(Records shown)
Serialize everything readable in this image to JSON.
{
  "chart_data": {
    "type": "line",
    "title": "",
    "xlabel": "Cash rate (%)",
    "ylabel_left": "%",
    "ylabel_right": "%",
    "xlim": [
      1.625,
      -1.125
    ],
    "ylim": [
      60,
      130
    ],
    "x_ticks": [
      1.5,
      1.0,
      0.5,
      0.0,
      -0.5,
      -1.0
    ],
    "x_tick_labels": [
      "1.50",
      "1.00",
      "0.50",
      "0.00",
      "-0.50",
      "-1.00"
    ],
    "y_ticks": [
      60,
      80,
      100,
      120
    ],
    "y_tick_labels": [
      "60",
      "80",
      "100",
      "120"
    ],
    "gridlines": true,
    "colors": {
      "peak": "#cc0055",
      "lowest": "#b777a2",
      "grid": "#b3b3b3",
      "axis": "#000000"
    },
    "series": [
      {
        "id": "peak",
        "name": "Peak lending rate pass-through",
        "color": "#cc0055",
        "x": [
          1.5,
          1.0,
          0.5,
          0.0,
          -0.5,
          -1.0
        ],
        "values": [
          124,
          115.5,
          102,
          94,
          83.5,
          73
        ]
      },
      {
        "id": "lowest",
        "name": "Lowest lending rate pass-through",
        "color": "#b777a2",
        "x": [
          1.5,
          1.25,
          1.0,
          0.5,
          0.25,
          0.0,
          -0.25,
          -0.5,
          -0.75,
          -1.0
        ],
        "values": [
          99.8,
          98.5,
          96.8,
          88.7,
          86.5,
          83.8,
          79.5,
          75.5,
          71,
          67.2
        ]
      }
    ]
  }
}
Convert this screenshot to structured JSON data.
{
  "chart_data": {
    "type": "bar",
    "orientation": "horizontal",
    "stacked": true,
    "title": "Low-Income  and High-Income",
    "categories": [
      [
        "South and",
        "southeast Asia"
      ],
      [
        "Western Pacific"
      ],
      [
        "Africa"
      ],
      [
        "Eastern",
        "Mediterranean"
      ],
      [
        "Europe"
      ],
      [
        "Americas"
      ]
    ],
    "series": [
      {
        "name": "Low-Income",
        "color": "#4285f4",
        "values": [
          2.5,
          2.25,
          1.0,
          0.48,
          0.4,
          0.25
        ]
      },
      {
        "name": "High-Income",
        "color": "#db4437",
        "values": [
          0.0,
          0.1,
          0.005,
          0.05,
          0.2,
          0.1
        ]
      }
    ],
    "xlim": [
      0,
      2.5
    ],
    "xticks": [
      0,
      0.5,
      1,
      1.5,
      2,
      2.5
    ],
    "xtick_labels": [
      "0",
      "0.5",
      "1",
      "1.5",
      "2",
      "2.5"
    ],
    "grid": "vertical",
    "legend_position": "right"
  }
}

(Set exercise)
Show all lines in the entries above where the word "pass" appears.

(Completed task)
        "name": "Peak lending rate pass-through",
        "name": "Lowest lending rate pass-through",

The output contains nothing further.